*STATED GOAL:*
Copy out all of the material, matching it word for word.

*DATA LINES:*
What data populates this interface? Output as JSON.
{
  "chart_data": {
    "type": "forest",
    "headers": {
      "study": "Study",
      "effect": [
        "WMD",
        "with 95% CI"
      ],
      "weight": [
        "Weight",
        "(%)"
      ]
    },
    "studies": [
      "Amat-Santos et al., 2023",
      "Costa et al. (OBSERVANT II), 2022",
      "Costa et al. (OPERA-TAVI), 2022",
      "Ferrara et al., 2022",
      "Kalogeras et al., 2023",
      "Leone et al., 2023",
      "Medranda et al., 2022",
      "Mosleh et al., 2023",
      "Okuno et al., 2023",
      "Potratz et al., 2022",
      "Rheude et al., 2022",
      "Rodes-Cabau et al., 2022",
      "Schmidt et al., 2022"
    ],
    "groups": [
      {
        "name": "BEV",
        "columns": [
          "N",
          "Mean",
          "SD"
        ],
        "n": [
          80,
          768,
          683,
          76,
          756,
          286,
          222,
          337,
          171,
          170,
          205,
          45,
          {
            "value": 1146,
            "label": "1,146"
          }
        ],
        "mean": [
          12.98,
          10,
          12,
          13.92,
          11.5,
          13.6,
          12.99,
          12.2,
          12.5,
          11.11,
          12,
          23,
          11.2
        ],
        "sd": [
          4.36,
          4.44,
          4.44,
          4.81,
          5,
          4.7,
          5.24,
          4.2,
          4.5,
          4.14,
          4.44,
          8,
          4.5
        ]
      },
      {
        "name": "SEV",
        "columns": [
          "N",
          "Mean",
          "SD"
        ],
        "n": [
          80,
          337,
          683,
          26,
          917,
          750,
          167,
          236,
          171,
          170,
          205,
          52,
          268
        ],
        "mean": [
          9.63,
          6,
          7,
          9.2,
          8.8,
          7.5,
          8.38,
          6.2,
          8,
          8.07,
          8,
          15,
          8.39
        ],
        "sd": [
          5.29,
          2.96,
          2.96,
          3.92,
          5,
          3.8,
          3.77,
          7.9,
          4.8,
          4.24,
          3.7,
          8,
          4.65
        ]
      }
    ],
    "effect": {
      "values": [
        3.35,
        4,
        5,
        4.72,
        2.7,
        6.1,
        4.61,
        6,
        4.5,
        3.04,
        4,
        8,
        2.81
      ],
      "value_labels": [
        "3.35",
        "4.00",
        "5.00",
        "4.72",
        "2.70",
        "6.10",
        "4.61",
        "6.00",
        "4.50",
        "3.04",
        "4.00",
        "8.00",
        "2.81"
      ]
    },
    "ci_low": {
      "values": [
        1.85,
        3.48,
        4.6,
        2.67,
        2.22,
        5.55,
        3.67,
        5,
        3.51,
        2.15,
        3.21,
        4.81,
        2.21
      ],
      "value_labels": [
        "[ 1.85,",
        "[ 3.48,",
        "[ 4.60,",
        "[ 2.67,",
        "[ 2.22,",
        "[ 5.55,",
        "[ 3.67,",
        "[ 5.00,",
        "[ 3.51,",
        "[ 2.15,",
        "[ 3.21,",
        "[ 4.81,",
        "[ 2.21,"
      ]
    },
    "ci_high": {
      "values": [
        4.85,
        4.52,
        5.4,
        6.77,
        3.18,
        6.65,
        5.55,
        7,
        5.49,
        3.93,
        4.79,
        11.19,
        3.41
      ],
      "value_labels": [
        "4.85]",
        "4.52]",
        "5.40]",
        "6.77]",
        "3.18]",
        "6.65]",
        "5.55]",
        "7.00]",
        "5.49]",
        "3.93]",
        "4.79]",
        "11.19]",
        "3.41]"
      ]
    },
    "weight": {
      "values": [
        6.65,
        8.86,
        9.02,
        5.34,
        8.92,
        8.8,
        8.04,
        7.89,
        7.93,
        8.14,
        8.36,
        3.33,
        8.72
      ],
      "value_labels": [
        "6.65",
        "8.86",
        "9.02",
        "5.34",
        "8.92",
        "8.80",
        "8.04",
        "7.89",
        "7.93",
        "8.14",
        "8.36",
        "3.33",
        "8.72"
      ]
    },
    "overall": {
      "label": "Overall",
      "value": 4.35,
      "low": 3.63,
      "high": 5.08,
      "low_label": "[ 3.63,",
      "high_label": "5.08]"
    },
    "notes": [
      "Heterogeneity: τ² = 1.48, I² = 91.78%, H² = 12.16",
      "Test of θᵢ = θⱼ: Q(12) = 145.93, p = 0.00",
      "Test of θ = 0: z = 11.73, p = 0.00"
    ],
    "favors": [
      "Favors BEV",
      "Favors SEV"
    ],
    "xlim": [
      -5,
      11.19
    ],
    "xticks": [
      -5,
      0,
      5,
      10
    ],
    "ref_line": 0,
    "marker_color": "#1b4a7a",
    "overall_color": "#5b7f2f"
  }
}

*TASK RESPONSE:*
What data populates this interface? Output as JSON.
{
  "chart_data": {
    "type": "forest",
    "headers": {
      "study": "Study",
      "effect": [
        "WMD",
        "with 95% CI"
      ],
      "weight": [
        "Weight",
        "(%)"
      ]
    },
    "studies": [
      "Amat-Santos et al., 2023",
      "Costa et al. (OBSERVANT II), 2022",
      "Costa et al. (OPERA-TAVI), 2022",
      "Ferrara et al., 2022",
      "Kalogeras et al., 2023",
      "Leone et al., 2023",
      "Medranda et al., 2022",
      "Mosleh et al., 2023",
      "Okuno et al., 2023",
      "Potratz et al., 2022",
      "Rheude et al., 2022",
      "Rodes-Cabau et al., 2022",
      "Schmidt et al., 2022"
    ],
    "groups": [
      {
        "name": "BEV",
        "columns": [
          "N",
          "Mean",
          "SD"
        ],
        "n": [
          80,
          768,
          683,
          76,
          756,
          286,
          222,
          337,
          171,
          170,
          205,
          45,
          {
            "value": 1146,
            "label": "1,146"
          }
        ],
        "mean": [
          12.98,
          10,
          12,
          13.92,
          11.5,
          13.6,
          12.99,
          12.2,
          12.5,
          11.11,
          12,
          23,
          11.2
        ],
        "sd": [
          4.36,
          4.44,
          4.44,
          4.81,
          5,
          4.7,
          5.24,
          4.2,
          4.5,
          4.14,
          4.44,
          8,
          4.5
        ]
      },
      {
        "name": "SEV",
        "columns": [
          "N",
          "Mean",
          "SD"
        ],
        "n": [
          80,
          337,
          683,
          26,
          917,
          750,
          167,
          236,
          171,
          170,
          205,
          52,
          268
        ],
        "mean": [
          9.63,
          6,
          7,
          9.2,
          8.8,
          7.5,
          8.38,
          6.2,
          8,
          8.07,
          8,
          15,
          8.39
        ],
        "sd": [
          5.29,
          2.96,
          2.96,
          3.92,
          5,
          3.8,
          3.77,
          7.9,
          4.8,
          4.24,
          3.7,
          8,
          4.65
        ]
      }
    ],
    "effect": {
      "values": [
        3.35,
        4,
        5,
        4.72,
        2.7,
        6.1,
        4.61,
        6,
        4.5,
        3.04,
        4,
        8,
        2.81
      ],
      "value_labels": [
        "3.35",
        "4.00",
        "5.00",
        "4.72",
        "2.70",
        "6.10",
        "4.61",
        "6.00",
        "4.50",
        "3.04",
        "4.00",
        "8.00",
        "2.81"
      ]
    },
    "ci_low": {
      "values": [
        1.85,
        3.48,
        4.6,
        2.67,
        2.22,
        5.55,
        3.67,
        5,
        3.51,
        2.15,
        3.21,
        4.81,
        2.21
      ],
      "value_labels": [
        "[ 1.85,",
        "[ 3.48,",
        "[ 4.60,",
        "[ 2.67,",
        "[ 2.22,",
        "[ 5.55,",
        "[ 3.67,",
        "[ 5.00,",
        "[ 3.51,",
        "[ 2.15,",
        "[ 3.21,",
        "[ 4.81,",
        "[ 2.21,"
      ]
    },
    "ci_high": {
      "values": [
        4.85,
        4.52,
        5.4,
        6.77,
        3.18,
        6.65,
        5.55,
        7,
        5.49,
        3.93,
        4.79,
        11.19,
        3.41
      ],
      "value_labels": [
        "4.85]",
        "4.52]",
        "5.40]",
        "6.77]",
        "3.18]",
        "6.65]",
        "5.55]",
        "7.00]",
        "5.49]",
        "3.93]",
        "4.79]",
        "11.19]",
        "3.41]"
      ]
    },
    "weight": {
      "values": [
        6.65,
        8.86,
        9.02,
        5.34,
        8.92,
        8.8,
        8.04,
        7.89,
        7.93,
        8.14,
        8.36,
        3.33,
        8.72
      ],
      "value_labels": [
        "6.65",
        "8.86",
        "9.02",
        "5.34",
        "8.92",
        "8.80",
        "8.04",
        "7.89",
        "7.93",
        "8.14",
        "8.36",
        "3.33",
        "8.72"
      ]
    },
    "overall": {
      "label": "Overall",
      "value": 4.35,
      "low": 3.63,
      "high": 5.08,
      "low_label": "[ 3.63,",
      "high_label": "5.08]"
    },
    "notes": [
      "Heterogeneity: τ² = 1.48, I² = 91.78%, H² = 12.16",
      "Test of θᵢ = θⱼ: Q(12) = 145.93, p = 0.00",
      "Test of θ = 0: z = 11.73, p = 0.00"
    ],
    "favors": [
      "Favors BEV",
      "Favors SEV"
    ],
    "xlim": [
      -5,
      11.19
    ],
    "xticks": [
      -5,
      0,
      5,
      10
    ],
    "ref_line": 0,
    "marker_color": "#1b4a7a",
    "overall_color": "#5b7f2f"
  }
}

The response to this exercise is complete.